- **WHAT TO PRODUCE**: Of the lines in the listing, how many include the string "nonshowdown"? Write the number and nothing else.

(Entries from a dataset)

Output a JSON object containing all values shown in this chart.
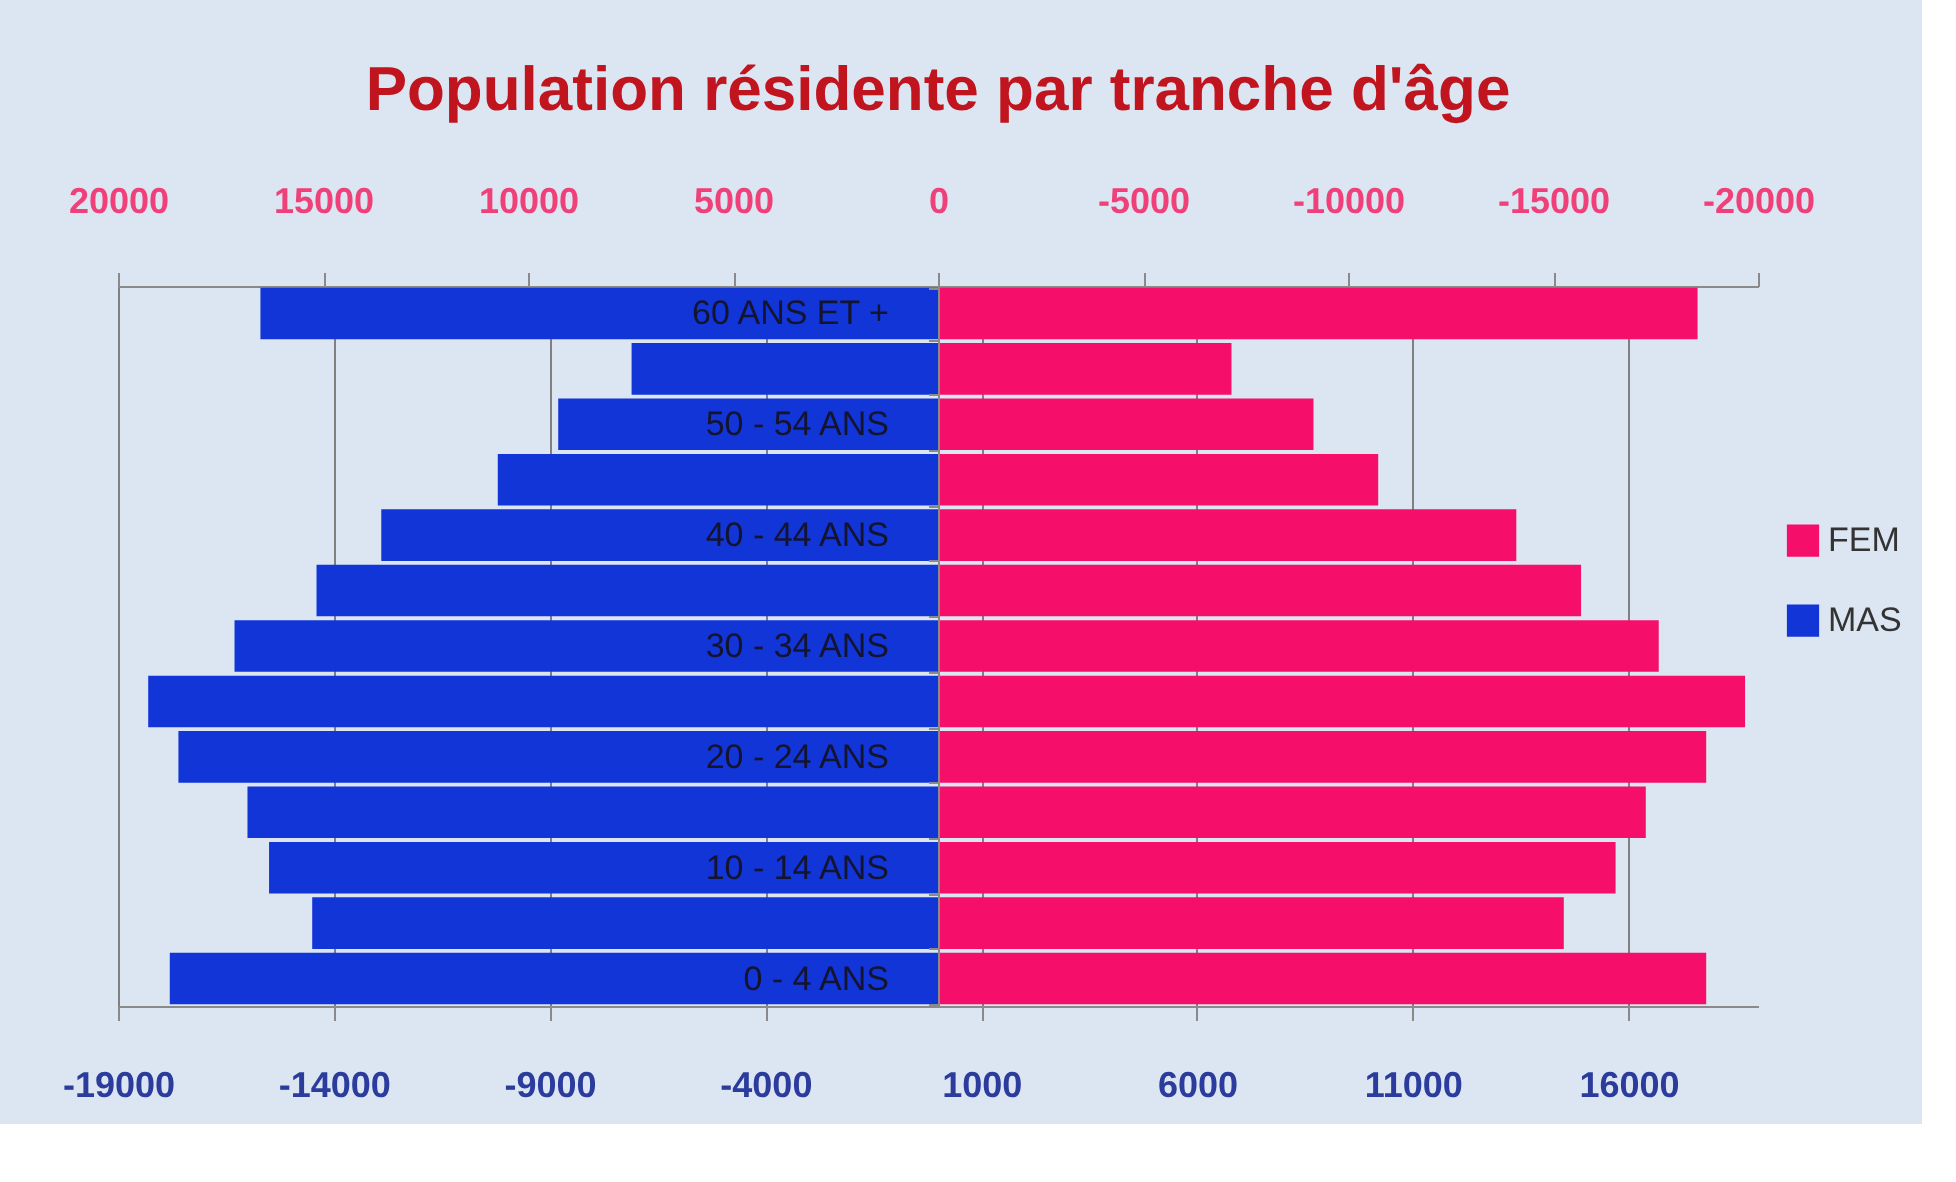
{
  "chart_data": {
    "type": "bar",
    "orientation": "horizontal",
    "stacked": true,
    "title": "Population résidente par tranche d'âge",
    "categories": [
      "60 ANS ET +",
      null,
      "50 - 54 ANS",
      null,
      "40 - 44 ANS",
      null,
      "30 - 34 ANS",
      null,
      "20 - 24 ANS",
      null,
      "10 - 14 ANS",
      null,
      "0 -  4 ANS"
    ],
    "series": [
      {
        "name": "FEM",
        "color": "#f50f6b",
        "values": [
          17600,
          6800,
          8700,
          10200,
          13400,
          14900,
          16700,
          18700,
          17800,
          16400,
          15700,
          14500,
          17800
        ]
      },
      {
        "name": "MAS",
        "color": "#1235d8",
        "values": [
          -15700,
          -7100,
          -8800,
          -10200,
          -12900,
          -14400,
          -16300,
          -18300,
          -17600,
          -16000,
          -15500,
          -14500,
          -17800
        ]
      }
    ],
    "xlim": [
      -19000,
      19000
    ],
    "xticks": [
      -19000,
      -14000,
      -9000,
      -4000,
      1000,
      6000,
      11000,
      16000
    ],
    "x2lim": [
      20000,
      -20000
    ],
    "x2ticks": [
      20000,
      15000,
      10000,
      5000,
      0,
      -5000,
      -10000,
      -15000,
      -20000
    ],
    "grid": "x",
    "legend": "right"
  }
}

...

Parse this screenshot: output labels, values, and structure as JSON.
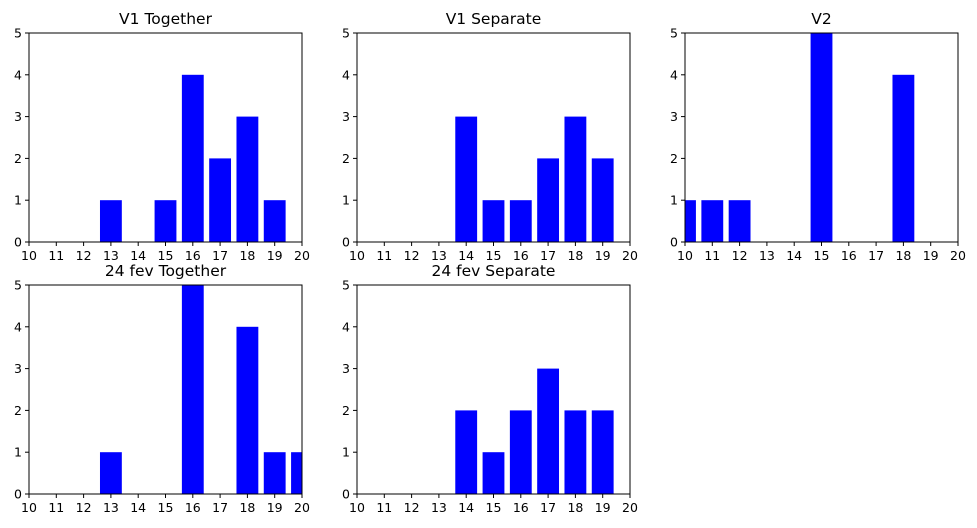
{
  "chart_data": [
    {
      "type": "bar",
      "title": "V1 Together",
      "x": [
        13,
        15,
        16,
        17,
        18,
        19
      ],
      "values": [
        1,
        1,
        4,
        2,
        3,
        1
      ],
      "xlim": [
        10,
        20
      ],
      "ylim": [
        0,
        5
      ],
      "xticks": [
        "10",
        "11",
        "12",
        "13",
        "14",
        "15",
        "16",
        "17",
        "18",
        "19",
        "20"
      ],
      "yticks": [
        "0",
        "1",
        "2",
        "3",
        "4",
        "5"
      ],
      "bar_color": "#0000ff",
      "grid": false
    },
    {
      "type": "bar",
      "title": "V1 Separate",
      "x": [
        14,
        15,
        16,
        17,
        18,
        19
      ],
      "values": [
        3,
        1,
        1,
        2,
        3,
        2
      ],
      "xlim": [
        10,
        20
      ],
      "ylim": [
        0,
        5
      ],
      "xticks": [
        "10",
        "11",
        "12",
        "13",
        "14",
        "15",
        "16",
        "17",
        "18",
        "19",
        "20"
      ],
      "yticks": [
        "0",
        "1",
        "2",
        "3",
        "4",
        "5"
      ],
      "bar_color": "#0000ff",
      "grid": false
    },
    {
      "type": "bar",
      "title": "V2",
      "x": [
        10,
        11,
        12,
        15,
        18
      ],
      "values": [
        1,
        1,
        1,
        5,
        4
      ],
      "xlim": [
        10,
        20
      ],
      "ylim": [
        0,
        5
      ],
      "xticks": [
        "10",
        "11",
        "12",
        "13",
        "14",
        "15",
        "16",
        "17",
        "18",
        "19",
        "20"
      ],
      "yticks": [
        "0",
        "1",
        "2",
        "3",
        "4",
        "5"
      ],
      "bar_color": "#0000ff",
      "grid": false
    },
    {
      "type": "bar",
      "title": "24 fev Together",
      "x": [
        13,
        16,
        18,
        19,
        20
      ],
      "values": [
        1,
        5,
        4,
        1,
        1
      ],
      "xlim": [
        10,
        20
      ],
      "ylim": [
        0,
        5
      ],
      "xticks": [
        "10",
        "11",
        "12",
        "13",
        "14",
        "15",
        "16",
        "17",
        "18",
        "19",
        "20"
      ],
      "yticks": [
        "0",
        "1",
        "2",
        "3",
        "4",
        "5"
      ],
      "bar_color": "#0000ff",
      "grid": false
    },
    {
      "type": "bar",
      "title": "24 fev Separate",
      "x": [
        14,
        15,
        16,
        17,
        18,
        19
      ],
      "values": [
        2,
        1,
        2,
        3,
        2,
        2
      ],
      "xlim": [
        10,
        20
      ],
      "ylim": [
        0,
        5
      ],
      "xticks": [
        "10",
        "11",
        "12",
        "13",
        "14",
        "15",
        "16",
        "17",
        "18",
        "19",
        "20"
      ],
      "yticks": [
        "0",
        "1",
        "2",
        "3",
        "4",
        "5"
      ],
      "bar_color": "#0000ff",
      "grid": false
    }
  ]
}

==

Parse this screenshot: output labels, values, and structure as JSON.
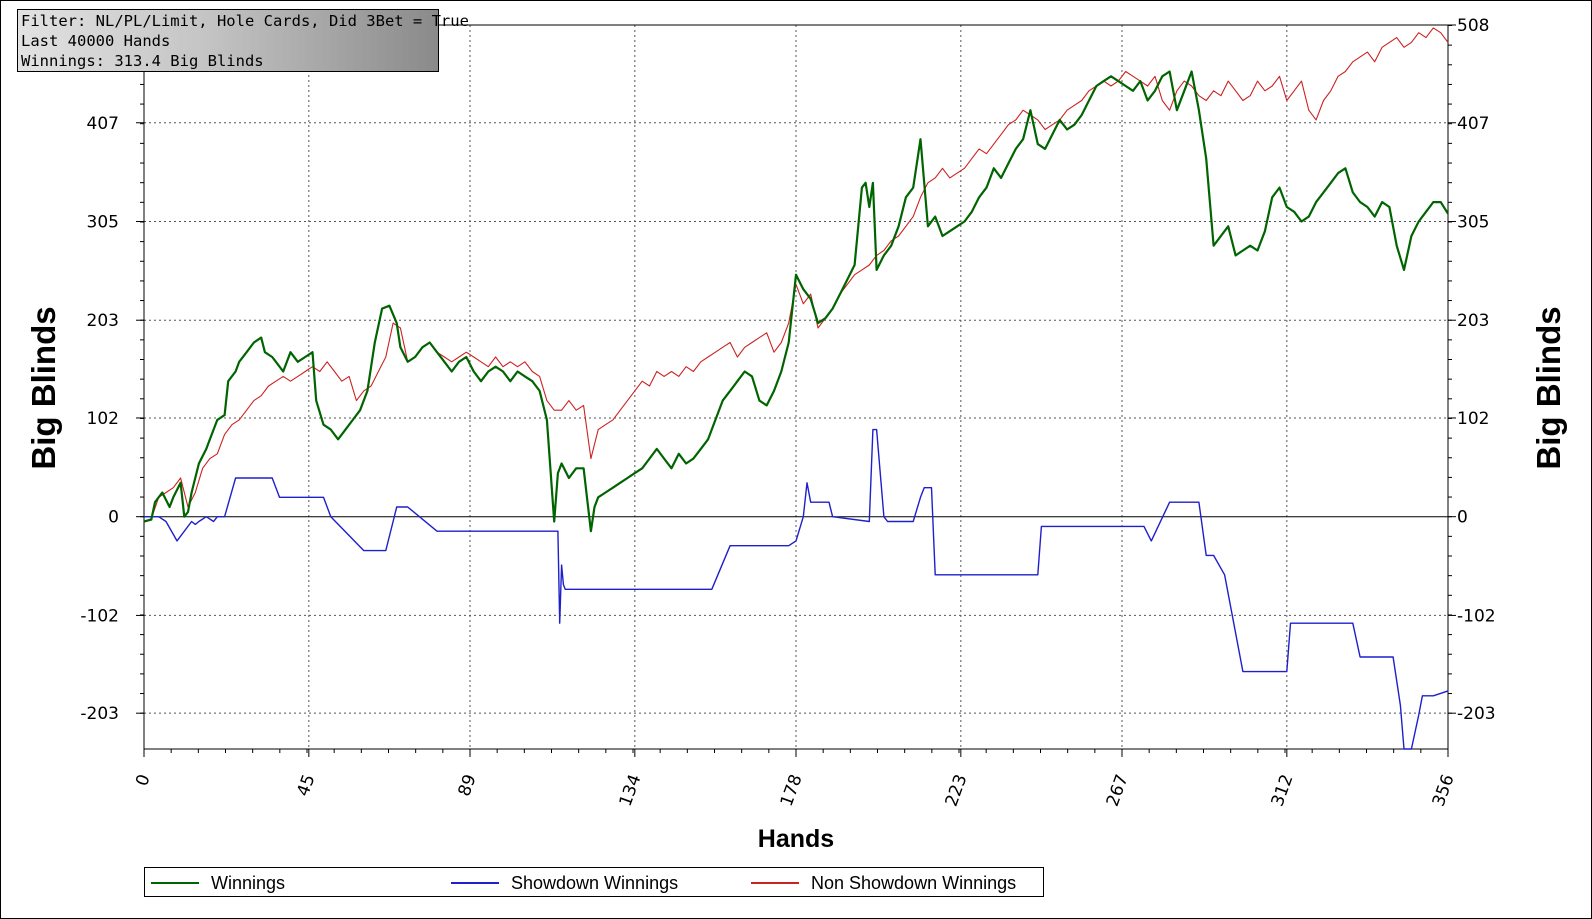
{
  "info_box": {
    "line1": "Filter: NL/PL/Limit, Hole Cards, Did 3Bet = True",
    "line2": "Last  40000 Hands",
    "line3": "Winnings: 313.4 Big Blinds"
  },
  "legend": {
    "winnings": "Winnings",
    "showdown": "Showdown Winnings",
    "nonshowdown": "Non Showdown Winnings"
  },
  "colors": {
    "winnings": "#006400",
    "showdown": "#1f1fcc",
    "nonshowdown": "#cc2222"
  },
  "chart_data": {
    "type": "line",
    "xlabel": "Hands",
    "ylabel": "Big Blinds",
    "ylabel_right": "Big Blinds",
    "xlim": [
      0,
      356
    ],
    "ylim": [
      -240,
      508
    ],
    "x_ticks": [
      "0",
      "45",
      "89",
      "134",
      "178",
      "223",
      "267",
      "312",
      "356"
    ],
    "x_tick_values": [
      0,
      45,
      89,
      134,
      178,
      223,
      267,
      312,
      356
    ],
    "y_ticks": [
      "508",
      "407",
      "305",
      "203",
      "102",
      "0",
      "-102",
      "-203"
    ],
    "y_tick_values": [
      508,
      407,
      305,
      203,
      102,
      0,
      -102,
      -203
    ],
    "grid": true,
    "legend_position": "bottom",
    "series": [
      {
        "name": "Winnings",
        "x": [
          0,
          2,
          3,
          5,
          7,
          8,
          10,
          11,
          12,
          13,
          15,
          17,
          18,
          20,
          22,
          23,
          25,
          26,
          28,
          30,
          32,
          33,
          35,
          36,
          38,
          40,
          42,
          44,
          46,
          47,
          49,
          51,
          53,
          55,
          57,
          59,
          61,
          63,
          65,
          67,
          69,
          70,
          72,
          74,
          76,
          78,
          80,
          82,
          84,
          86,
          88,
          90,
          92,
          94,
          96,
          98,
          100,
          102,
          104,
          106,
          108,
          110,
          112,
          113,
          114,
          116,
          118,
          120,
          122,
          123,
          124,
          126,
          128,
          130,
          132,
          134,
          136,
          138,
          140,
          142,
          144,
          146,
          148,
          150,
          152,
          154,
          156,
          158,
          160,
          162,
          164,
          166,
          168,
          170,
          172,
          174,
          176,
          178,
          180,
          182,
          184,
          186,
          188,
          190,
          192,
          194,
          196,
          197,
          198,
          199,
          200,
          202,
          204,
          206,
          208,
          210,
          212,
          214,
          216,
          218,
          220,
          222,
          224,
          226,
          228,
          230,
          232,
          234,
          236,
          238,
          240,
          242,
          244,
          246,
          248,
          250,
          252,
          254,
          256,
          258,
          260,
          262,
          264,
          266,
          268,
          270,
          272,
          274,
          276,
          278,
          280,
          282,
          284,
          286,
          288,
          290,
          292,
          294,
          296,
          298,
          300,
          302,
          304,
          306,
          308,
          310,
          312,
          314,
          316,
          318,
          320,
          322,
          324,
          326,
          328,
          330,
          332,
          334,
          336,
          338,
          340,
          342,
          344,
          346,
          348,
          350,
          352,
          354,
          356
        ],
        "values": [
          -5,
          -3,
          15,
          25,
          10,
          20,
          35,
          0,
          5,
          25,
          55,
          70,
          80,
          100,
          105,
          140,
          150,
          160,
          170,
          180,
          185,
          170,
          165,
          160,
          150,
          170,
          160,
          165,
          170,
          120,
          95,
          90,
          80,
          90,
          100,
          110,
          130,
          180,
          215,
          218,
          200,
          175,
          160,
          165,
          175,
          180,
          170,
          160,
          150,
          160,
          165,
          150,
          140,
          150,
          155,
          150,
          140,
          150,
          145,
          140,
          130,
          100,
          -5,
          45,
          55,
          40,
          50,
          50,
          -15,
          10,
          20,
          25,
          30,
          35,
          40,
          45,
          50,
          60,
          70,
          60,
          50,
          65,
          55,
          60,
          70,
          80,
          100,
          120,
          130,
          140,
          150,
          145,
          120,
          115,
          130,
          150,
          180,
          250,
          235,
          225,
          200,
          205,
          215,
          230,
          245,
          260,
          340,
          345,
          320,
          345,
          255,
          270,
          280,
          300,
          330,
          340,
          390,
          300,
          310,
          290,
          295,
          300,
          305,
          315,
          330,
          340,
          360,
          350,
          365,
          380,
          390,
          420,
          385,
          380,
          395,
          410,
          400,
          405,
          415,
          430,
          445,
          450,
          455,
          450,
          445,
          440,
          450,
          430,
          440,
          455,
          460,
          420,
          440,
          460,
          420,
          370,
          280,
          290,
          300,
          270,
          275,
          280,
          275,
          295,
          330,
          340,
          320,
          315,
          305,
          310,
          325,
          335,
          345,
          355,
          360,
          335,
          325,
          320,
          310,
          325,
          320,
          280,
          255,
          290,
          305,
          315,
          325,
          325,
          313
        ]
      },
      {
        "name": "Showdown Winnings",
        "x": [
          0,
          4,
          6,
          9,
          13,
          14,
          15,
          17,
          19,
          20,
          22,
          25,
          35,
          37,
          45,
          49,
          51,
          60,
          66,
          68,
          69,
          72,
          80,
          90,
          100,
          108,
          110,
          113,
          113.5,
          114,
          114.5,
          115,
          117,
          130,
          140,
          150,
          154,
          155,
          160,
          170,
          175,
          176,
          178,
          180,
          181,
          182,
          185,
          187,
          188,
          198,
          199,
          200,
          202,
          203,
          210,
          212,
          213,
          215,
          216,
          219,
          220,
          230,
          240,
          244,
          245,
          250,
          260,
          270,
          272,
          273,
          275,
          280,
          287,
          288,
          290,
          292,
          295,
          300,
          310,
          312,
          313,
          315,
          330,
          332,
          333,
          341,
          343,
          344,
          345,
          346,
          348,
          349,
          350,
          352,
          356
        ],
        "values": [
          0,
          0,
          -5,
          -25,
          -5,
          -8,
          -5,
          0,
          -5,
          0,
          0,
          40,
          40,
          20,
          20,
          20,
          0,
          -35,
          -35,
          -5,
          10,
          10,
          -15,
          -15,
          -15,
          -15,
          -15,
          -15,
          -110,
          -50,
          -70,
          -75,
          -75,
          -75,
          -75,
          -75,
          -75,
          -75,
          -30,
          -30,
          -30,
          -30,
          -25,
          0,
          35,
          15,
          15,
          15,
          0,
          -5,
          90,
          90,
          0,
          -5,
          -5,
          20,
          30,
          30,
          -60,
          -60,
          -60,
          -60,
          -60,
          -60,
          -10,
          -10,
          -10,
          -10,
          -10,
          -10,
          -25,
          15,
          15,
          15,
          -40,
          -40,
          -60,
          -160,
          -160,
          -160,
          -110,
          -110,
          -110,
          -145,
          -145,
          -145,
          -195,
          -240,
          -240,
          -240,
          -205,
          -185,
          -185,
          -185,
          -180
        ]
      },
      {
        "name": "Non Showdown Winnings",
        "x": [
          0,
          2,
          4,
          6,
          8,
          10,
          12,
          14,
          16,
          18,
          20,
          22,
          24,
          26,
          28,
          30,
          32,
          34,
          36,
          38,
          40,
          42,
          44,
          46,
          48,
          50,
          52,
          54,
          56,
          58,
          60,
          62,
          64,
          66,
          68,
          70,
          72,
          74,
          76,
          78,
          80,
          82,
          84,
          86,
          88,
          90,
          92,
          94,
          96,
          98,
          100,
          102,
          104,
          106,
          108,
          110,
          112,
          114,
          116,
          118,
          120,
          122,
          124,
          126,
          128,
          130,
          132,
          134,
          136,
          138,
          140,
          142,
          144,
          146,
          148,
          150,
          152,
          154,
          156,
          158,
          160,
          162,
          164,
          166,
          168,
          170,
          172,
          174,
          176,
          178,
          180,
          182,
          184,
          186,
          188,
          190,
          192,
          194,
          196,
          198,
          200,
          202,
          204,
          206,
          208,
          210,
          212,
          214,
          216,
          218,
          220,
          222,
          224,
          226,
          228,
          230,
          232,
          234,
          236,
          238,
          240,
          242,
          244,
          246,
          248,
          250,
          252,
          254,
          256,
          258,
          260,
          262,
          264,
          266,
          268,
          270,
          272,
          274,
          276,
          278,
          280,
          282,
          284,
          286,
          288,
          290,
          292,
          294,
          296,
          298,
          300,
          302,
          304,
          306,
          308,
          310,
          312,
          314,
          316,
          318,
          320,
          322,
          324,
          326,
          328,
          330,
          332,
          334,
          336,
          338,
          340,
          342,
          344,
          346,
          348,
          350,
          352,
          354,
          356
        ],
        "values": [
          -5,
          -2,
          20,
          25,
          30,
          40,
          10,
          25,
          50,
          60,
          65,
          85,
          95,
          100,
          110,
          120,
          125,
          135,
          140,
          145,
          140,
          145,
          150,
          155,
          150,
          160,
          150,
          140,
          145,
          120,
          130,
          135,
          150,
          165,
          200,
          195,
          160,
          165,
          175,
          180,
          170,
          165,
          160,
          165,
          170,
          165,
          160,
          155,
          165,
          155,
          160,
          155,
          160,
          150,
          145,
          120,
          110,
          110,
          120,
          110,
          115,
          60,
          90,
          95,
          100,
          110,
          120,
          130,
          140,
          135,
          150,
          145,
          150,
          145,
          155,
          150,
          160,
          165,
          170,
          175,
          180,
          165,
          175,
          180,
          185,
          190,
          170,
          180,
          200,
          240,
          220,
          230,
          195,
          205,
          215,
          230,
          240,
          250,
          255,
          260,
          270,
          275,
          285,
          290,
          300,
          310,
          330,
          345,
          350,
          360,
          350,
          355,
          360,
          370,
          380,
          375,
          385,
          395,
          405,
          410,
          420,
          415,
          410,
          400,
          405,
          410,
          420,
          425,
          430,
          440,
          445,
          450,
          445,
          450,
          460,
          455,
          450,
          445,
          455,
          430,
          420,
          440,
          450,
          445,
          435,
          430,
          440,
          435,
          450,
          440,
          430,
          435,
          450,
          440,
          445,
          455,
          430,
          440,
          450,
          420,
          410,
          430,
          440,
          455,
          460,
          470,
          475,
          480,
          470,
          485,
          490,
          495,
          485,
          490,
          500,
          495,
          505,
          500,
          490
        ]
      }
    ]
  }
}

- **RESPONSE TO THIS EXERCISE**: 2